Input records =>
----

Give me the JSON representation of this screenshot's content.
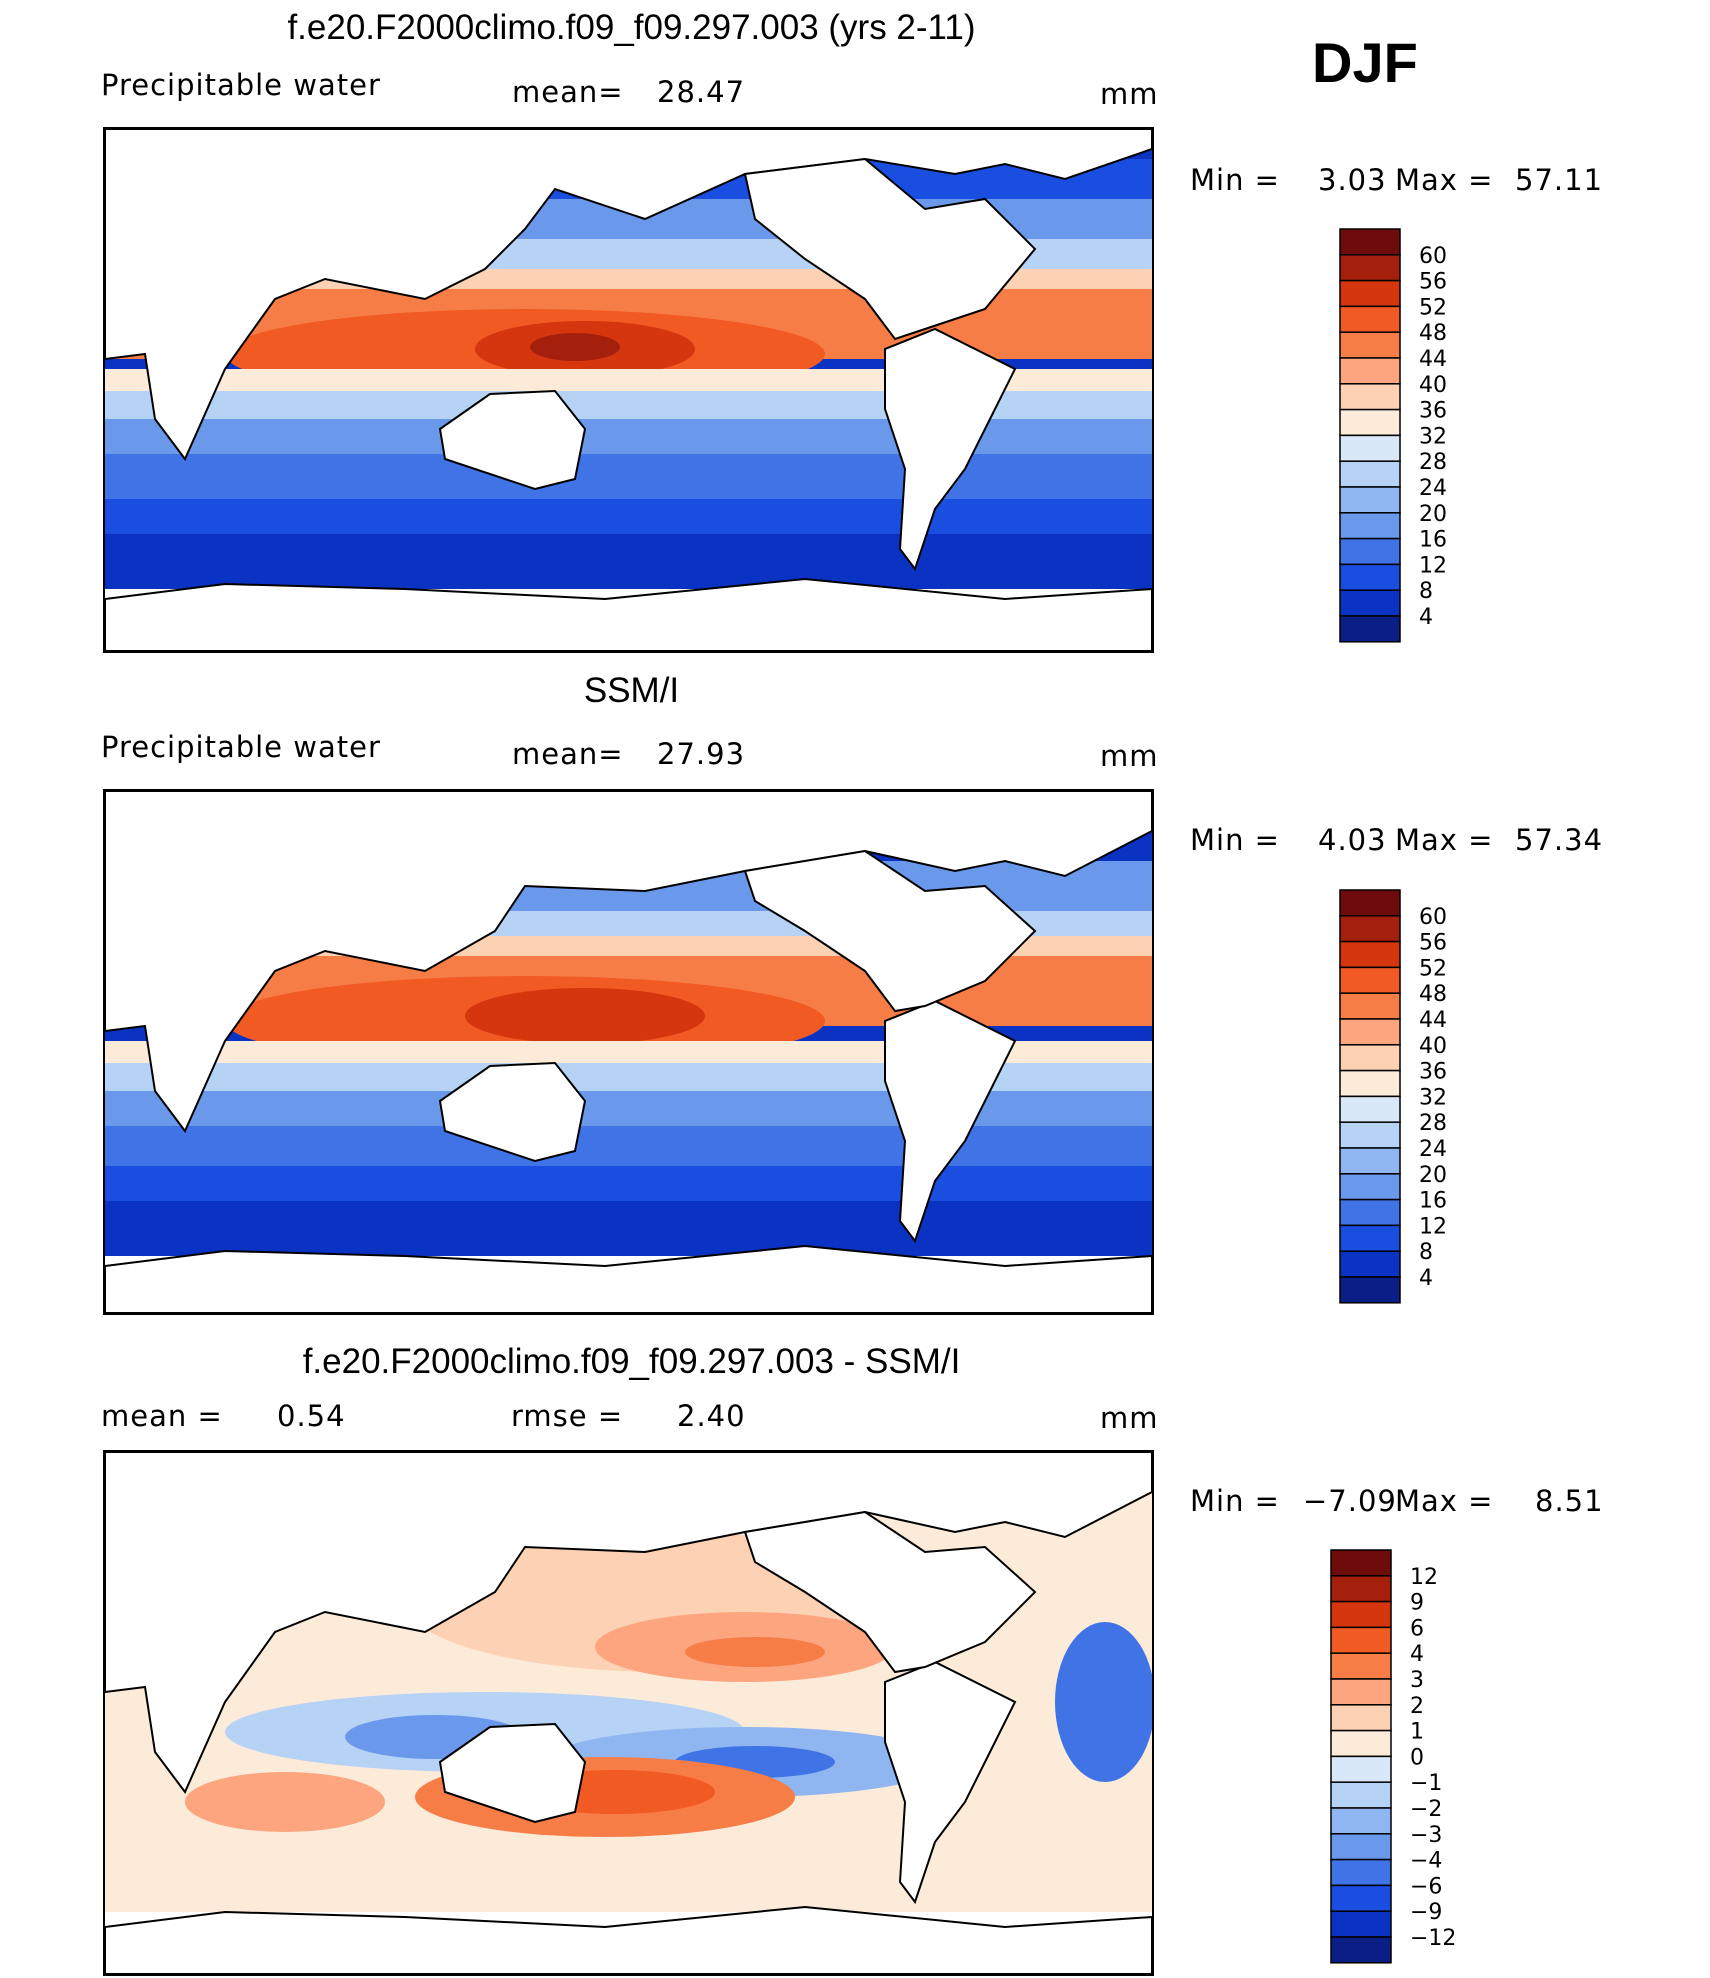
{
  "season": "DJF",
  "panels": [
    {
      "title": "f.e20.F2000climo.f09_f09.297.003 (yrs 2-11)",
      "left_label": "Precipitable  water",
      "mid_label": "mean=",
      "mid_value": "28.47",
      "units": "mm",
      "minmax_min_label": "Min  =",
      "min_value": "3.03",
      "minmax_max_label": "Max  =",
      "max_value": "57.11",
      "colorbar_ticks": [
        "60",
        "56",
        "52",
        "48",
        "44",
        "40",
        "36",
        "32",
        "28",
        "24",
        "20",
        "16",
        "12",
        "8",
        "4"
      ]
    },
    {
      "title": "SSM/I",
      "left_label": "Precipitable  water",
      "mid_label": "mean=",
      "mid_value": "27.93",
      "units": "mm",
      "minmax_min_label": "Min  =",
      "min_value": "4.03",
      "minmax_max_label": "Max  =",
      "max_value": "57.34",
      "colorbar_ticks": [
        "60",
        "56",
        "52",
        "48",
        "44",
        "40",
        "36",
        "32",
        "28",
        "24",
        "20",
        "16",
        "12",
        "8",
        "4"
      ]
    },
    {
      "title": "f.e20.F2000climo.f09_f09.297.003 - SSM/I",
      "left_label": "mean  =",
      "left_value": "0.54",
      "mid_label": "rmse  =",
      "mid_value": "2.40",
      "units": "mm",
      "minmax_min_label": "Min  =",
      "min_value": "−7.09",
      "minmax_max_label": "Max  =",
      "max_value": "8.51",
      "colorbar_ticks": [
        "12",
        "9",
        "6",
        "4",
        "3",
        "2",
        "1",
        "0",
        "−1",
        "−2",
        "−3",
        "−4",
        "−6",
        "−9",
        "−12"
      ]
    }
  ],
  "colors": {
    "abs_scale": [
      "#6e0b0b",
      "#a5200c",
      "#d6360e",
      "#f15a22",
      "#f77d47",
      "#fca57f",
      "#fdd1b4",
      "#fdebd9",
      "#d9e8f8",
      "#b6d2f5",
      "#8fb6f0",
      "#6a99ec",
      "#3f73e6",
      "#1a4ee0",
      "#0a33c4",
      "#0a1e86"
    ],
    "diff_scale": [
      "#6e0b0b",
      "#a5200c",
      "#d6360e",
      "#f15a22",
      "#f77d47",
      "#fca57f",
      "#fdd1b4",
      "#fdebd9",
      "#d9e8f8",
      "#b6d2f5",
      "#8fb6f0",
      "#6a99ec",
      "#3f73e6",
      "#1a4ee0",
      "#0a33c4",
      "#0a1e86"
    ]
  },
  "chart_data": [
    {
      "type": "heatmap",
      "title": "f.e20.F2000climo.f09_f09.297.003 (yrs 2-11)",
      "variable": "Precipitable  water",
      "units": "mm",
      "mean": 28.47,
      "min": 3.03,
      "max": 57.11,
      "colorbar_levels": [
        4,
        8,
        12,
        16,
        20,
        24,
        28,
        32,
        36,
        40,
        44,
        48,
        52,
        56,
        60
      ]
    },
    {
      "type": "heatmap",
      "title": "SSM/I",
      "variable": "Precipitable  water",
      "units": "mm",
      "mean": 27.93,
      "min": 4.03,
      "max": 57.34,
      "colorbar_levels": [
        4,
        8,
        12,
        16,
        20,
        24,
        28,
        32,
        36,
        40,
        44,
        48,
        52,
        56,
        60
      ]
    },
    {
      "type": "heatmap",
      "title": "f.e20.F2000climo.f09_f09.297.003 - SSM/I",
      "units": "mm",
      "mean": 0.54,
      "rmse": 2.4,
      "min": -7.09,
      "max": 8.51,
      "colorbar_levels": [
        -12,
        -9,
        -6,
        -4,
        -3,
        -2,
        -1,
        0,
        1,
        2,
        3,
        4,
        6,
        9,
        12
      ]
    }
  ]
}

----

Task description => Make an exact reproduction of the listing above, without any pictures.

Result for this exercise =>
Give me the JSON representation of this screenshot's content.
{
  "season": "DJF",
  "panels": [
    {
      "title": "f.e20.F2000climo.f09_f09.297.003 (yrs 2-11)",
      "left_label": "Precipitable  water",
      "mid_label": "mean=",
      "mid_value": "28.47",
      "units": "mm",
      "minmax_min_label": "Min  =",
      "min_value": "3.03",
      "minmax_max_label": "Max  =",
      "max_value": "57.11",
      "colorbar_ticks": [
        "60",
        "56",
        "52",
        "48",
        "44",
        "40",
        "36",
        "32",
        "28",
        "24",
        "20",
        "16",
        "12",
        "8",
        "4"
      ]
    },
    {
      "title": "SSM/I",
      "left_label": "Precipitable  water",
      "mid_label": "mean=",
      "mid_value": "27.93",
      "units": "mm",
      "minmax_min_label": "Min  =",
      "min_value": "4.03",
      "minmax_max_label": "Max  =",
      "max_value": "57.34",
      "colorbar_ticks": [
        "60",
        "56",
        "52",
        "48",
        "44",
        "40",
        "36",
        "32",
        "28",
        "24",
        "20",
        "16",
        "12",
        "8",
        "4"
      ]
    },
    {
      "title": "f.e20.F2000climo.f09_f09.297.003 - SSM/I",
      "left_label": "mean  =",
      "left_value": "0.54",
      "mid_label": "rmse  =",
      "mid_value": "2.40",
      "units": "mm",
      "minmax_min_label": "Min  =",
      "min_value": "−7.09",
      "minmax_max_label": "Max  =",
      "max_value": "8.51",
      "colorbar_ticks": [
        "12",
        "9",
        "6",
        "4",
        "3",
        "2",
        "1",
        "0",
        "−1",
        "−2",
        "−3",
        "−4",
        "−6",
        "−9",
        "−12"
      ]
    }
  ],
  "colors": {
    "abs_scale": [
      "#6e0b0b",
      "#a5200c",
      "#d6360e",
      "#f15a22",
      "#f77d47",
      "#fca57f",
      "#fdd1b4",
      "#fdebd9",
      "#d9e8f8",
      "#b6d2f5",
      "#8fb6f0",
      "#6a99ec",
      "#3f73e6",
      "#1a4ee0",
      "#0a33c4",
      "#0a1e86"
    ],
    "diff_scale": [
      "#6e0b0b",
      "#a5200c",
      "#d6360e",
      "#f15a22",
      "#f77d47",
      "#fca57f",
      "#fdd1b4",
      "#fdebd9",
      "#d9e8f8",
      "#b6d2f5",
      "#8fb6f0",
      "#6a99ec",
      "#3f73e6",
      "#1a4ee0",
      "#0a33c4",
      "#0a1e86"
    ]
  },
  "chart_data": [
    {
      "type": "heatmap",
      "title": "f.e20.F2000climo.f09_f09.297.003 (yrs 2-11)",
      "variable": "Precipitable  water",
      "units": "mm",
      "mean": 28.47,
      "min": 3.03,
      "max": 57.11,
      "colorbar_levels": [
        4,
        8,
        12,
        16,
        20,
        24,
        28,
        32,
        36,
        40,
        44,
        48,
        52,
        56,
        60
      ]
    },
    {
      "type": "heatmap",
      "title": "SSM/I",
      "variable": "Precipitable  water",
      "units": "mm",
      "mean": 27.93,
      "min": 4.03,
      "max": 57.34,
      "colorbar_levels": [
        4,
        8,
        12,
        16,
        20,
        24,
        28,
        32,
        36,
        40,
        44,
        48,
        52,
        56,
        60
      ]
    },
    {
      "type": "heatmap",
      "title": "f.e20.F2000climo.f09_f09.297.003 - SSM/I",
      "units": "mm",
      "mean": 0.54,
      "rmse": 2.4,
      "min": -7.09,
      "max": 8.51,
      "colorbar_levels": [
        -12,
        -9,
        -6,
        -4,
        -3,
        -2,
        -1,
        0,
        1,
        2,
        3,
        4,
        6,
        9,
        12
      ]
    }
  ]
}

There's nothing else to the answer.